(Dataset listings of figures)
==========

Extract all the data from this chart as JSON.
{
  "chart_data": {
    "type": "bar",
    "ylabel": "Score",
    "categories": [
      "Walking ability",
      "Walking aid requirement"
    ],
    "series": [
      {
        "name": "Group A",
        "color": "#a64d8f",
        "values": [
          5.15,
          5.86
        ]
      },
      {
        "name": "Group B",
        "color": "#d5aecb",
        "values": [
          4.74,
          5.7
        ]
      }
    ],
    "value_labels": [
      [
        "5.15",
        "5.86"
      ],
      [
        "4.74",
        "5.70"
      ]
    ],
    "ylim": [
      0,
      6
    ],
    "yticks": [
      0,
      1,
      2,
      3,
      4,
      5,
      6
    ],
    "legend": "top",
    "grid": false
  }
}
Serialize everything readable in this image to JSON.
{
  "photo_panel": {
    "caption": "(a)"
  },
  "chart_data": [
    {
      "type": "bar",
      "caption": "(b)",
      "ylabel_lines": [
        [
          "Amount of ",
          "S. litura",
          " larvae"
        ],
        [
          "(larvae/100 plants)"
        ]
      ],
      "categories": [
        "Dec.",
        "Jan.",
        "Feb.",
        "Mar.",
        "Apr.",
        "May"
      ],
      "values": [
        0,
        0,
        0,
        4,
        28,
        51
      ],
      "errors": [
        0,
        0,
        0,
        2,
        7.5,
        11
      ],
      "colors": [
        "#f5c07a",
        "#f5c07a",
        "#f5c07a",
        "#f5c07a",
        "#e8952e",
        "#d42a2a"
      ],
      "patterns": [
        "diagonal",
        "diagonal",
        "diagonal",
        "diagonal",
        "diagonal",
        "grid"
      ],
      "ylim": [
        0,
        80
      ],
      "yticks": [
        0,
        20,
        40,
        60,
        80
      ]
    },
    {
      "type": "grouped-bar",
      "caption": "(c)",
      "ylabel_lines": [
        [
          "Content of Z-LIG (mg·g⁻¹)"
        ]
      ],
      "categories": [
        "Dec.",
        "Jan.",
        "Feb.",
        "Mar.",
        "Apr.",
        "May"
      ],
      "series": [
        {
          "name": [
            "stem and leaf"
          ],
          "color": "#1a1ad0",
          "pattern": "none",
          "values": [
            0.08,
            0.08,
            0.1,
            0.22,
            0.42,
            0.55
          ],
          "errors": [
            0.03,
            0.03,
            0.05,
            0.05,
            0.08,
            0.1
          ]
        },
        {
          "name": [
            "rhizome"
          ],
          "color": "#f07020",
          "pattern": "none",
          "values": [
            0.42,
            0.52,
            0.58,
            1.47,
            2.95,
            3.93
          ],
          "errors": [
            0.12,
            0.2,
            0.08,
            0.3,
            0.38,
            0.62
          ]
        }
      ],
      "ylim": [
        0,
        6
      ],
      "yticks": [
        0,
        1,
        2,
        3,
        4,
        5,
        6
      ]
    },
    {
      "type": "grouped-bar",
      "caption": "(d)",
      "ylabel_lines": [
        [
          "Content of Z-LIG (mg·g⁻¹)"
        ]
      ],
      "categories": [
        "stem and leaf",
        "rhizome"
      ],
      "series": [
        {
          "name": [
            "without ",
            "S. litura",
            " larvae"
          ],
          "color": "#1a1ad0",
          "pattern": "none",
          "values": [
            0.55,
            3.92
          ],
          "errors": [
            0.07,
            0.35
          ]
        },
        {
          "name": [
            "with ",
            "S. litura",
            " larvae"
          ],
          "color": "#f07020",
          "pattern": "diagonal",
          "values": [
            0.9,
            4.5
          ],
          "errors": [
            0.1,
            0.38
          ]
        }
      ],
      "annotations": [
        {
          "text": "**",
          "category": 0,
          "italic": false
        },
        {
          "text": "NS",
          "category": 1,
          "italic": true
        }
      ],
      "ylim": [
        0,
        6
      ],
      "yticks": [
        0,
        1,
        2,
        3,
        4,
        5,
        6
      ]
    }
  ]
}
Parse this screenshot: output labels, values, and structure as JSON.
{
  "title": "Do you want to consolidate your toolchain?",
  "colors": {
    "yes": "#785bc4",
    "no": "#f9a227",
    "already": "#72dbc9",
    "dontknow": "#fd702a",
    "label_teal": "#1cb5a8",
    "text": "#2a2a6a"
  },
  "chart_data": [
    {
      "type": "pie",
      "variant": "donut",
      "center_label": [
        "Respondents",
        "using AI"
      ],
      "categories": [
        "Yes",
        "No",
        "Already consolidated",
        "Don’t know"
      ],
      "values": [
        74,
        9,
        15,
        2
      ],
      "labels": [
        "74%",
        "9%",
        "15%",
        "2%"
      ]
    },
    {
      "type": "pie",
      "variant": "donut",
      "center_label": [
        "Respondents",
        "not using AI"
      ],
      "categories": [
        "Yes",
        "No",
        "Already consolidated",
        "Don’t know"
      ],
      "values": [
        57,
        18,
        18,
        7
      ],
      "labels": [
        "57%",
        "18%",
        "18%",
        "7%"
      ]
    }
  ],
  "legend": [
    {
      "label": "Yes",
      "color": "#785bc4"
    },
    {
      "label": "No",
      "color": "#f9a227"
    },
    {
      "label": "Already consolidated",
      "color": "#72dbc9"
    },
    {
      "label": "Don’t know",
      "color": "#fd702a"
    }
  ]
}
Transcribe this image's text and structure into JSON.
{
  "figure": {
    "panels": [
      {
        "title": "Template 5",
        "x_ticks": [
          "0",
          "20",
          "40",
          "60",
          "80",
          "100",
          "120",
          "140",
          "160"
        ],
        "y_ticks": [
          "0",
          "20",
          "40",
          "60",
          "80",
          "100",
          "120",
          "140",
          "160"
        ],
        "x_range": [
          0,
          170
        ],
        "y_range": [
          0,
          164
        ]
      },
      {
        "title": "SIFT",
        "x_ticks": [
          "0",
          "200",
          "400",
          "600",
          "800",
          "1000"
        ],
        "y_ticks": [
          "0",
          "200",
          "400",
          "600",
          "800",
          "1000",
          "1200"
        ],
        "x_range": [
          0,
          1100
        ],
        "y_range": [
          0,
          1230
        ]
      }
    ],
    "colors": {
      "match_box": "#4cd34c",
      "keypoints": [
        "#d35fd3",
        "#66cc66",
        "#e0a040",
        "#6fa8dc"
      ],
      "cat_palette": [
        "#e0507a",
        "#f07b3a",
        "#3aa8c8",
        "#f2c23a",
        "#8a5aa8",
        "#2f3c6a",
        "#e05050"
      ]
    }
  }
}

==========

**REQUIREMENTS**
How many of the lines in the listing above hold the word "caption"? Report only that figure.

**TASK ANSWER**
4